## GOAL OF THE EXERCISE
In the entries below, identify every line with the string "Engineering" and copy it.

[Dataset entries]

[START]

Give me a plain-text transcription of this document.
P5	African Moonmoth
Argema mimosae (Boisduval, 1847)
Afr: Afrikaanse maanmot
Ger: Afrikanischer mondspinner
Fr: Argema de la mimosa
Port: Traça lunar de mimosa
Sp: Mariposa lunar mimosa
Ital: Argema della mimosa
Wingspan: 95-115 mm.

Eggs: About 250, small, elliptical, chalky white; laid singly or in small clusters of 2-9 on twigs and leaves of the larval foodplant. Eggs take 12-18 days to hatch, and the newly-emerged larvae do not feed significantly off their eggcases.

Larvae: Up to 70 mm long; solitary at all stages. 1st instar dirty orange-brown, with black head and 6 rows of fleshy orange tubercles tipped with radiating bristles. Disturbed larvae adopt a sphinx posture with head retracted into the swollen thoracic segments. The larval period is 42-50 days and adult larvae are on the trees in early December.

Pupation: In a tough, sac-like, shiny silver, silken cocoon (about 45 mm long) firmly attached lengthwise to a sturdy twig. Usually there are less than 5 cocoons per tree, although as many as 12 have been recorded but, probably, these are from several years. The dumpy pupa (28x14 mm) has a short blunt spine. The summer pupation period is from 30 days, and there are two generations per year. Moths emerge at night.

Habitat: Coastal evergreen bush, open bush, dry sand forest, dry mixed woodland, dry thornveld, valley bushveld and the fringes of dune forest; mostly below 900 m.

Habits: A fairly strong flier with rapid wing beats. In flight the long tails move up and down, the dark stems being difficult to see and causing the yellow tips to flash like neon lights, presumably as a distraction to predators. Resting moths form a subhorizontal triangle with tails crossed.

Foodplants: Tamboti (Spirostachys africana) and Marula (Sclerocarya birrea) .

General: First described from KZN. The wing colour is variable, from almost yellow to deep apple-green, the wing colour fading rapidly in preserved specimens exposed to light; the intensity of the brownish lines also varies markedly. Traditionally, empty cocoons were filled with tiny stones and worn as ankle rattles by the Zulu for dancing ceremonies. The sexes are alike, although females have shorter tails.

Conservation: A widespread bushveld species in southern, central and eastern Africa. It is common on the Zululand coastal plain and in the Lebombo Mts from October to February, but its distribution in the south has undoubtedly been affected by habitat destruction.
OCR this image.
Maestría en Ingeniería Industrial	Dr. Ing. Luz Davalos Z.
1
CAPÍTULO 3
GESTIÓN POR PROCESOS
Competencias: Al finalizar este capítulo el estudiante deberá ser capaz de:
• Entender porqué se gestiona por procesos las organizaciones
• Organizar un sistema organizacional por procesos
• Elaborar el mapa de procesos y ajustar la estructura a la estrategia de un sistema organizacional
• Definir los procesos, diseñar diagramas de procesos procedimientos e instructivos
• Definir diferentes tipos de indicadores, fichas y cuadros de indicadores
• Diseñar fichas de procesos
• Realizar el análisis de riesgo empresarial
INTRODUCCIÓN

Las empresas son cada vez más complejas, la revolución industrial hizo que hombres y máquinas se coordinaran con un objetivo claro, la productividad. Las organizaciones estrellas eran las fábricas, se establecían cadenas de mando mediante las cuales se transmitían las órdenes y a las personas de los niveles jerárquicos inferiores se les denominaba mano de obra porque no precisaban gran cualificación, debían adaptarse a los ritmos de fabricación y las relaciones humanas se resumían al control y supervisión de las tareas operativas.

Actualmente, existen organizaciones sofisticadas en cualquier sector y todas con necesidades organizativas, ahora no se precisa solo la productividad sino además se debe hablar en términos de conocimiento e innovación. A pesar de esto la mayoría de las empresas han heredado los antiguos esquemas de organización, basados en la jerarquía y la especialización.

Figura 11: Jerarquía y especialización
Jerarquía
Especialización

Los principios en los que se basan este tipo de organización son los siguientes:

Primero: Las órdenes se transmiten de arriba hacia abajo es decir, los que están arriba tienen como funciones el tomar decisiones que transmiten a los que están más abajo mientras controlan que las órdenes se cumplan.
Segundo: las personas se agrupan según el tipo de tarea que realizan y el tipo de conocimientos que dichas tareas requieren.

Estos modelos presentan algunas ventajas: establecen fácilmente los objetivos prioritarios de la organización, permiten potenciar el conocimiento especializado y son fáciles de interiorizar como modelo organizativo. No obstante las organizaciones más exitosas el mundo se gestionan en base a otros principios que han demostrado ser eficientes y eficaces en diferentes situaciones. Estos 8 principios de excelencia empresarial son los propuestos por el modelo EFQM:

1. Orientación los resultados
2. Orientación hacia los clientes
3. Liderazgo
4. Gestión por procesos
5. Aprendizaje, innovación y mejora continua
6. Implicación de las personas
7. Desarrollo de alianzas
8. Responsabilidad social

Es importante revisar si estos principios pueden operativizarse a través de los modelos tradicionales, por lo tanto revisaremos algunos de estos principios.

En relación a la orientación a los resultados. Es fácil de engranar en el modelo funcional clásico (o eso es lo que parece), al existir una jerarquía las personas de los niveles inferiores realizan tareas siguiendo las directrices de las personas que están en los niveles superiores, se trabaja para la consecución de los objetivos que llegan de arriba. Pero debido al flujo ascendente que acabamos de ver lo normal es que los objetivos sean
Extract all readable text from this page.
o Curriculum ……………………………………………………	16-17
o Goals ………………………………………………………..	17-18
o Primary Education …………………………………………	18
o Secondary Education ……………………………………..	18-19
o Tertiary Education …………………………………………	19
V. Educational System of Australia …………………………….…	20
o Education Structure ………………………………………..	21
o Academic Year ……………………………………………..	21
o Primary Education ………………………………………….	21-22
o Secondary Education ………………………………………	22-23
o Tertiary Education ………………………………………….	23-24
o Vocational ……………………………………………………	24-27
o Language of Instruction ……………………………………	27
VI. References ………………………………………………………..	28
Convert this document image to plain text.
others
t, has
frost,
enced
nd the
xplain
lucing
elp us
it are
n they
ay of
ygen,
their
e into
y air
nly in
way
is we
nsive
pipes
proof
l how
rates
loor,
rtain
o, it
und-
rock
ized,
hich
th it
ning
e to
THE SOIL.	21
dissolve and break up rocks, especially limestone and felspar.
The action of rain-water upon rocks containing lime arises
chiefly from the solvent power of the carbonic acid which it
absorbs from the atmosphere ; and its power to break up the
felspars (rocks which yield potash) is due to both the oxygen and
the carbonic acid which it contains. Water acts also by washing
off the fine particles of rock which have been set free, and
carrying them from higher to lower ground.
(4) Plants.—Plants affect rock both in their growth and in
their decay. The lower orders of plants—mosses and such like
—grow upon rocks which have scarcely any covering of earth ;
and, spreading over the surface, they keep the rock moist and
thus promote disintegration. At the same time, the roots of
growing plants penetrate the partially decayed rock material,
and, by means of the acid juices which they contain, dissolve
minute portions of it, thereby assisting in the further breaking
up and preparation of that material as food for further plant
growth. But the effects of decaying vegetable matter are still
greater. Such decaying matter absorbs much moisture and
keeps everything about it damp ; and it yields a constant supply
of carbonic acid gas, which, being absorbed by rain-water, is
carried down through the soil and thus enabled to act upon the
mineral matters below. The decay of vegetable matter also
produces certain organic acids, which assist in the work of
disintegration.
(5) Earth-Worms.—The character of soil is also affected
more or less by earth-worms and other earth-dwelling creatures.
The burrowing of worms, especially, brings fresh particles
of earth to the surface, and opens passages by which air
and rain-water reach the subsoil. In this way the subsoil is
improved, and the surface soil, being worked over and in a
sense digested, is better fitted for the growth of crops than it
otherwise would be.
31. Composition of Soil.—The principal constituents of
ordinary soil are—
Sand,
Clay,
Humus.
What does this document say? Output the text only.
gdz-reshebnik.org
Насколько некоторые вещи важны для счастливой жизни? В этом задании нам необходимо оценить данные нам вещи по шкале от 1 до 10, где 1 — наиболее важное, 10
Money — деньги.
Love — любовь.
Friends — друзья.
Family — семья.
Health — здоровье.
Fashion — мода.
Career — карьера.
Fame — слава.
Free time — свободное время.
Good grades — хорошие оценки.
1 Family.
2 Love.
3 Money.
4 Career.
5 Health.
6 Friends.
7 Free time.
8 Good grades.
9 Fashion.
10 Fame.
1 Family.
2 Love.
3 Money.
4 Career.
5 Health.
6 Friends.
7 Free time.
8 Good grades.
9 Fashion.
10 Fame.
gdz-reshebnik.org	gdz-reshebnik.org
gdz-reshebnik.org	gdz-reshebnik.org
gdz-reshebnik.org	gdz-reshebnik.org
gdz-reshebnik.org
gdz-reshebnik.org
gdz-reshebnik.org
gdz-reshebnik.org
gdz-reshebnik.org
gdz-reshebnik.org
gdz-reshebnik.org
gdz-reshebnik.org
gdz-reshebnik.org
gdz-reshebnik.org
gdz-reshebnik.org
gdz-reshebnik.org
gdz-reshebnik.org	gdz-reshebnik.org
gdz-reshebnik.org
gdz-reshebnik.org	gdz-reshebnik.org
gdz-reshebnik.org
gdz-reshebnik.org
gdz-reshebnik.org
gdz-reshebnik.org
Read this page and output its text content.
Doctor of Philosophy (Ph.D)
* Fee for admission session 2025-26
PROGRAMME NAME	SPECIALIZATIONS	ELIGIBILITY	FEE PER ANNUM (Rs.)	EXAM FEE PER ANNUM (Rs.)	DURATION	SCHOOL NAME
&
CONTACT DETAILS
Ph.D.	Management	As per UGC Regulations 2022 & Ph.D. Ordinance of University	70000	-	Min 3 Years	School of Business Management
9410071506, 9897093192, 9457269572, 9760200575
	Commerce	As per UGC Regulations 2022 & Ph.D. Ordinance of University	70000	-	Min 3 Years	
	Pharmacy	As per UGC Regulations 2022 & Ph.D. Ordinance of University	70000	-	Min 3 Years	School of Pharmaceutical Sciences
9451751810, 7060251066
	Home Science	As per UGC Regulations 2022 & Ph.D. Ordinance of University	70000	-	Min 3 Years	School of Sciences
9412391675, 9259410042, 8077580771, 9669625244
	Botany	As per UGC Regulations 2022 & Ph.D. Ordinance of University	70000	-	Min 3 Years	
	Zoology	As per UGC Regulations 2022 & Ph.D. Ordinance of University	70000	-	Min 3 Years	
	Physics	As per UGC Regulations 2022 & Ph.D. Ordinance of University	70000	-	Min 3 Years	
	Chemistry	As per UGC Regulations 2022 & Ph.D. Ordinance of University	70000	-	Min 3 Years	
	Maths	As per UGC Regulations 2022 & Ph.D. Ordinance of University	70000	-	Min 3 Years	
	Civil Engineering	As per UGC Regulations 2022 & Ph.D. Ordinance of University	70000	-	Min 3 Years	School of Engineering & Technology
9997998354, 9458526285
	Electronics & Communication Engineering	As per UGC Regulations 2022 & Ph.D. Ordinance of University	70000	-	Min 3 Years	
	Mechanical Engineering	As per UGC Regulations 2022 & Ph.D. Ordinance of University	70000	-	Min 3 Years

[END]

## ANSWER FOR THE TASK
	Civil Engineering	As per UGC Regulations 2022 & Ph.D. Ordinance of University	70000	-	Min 3 Years	School of Engineering & Technology
	Electronics & Communication Engineering	As per UGC Regulations 2022 & Ph.D. Ordinance of University	70000	-	Min 3 Years	
	Mechanical Engineering	As per UGC Regulations 2022 & Ph.D. Ordinance of University	70000	-	Min 3 Years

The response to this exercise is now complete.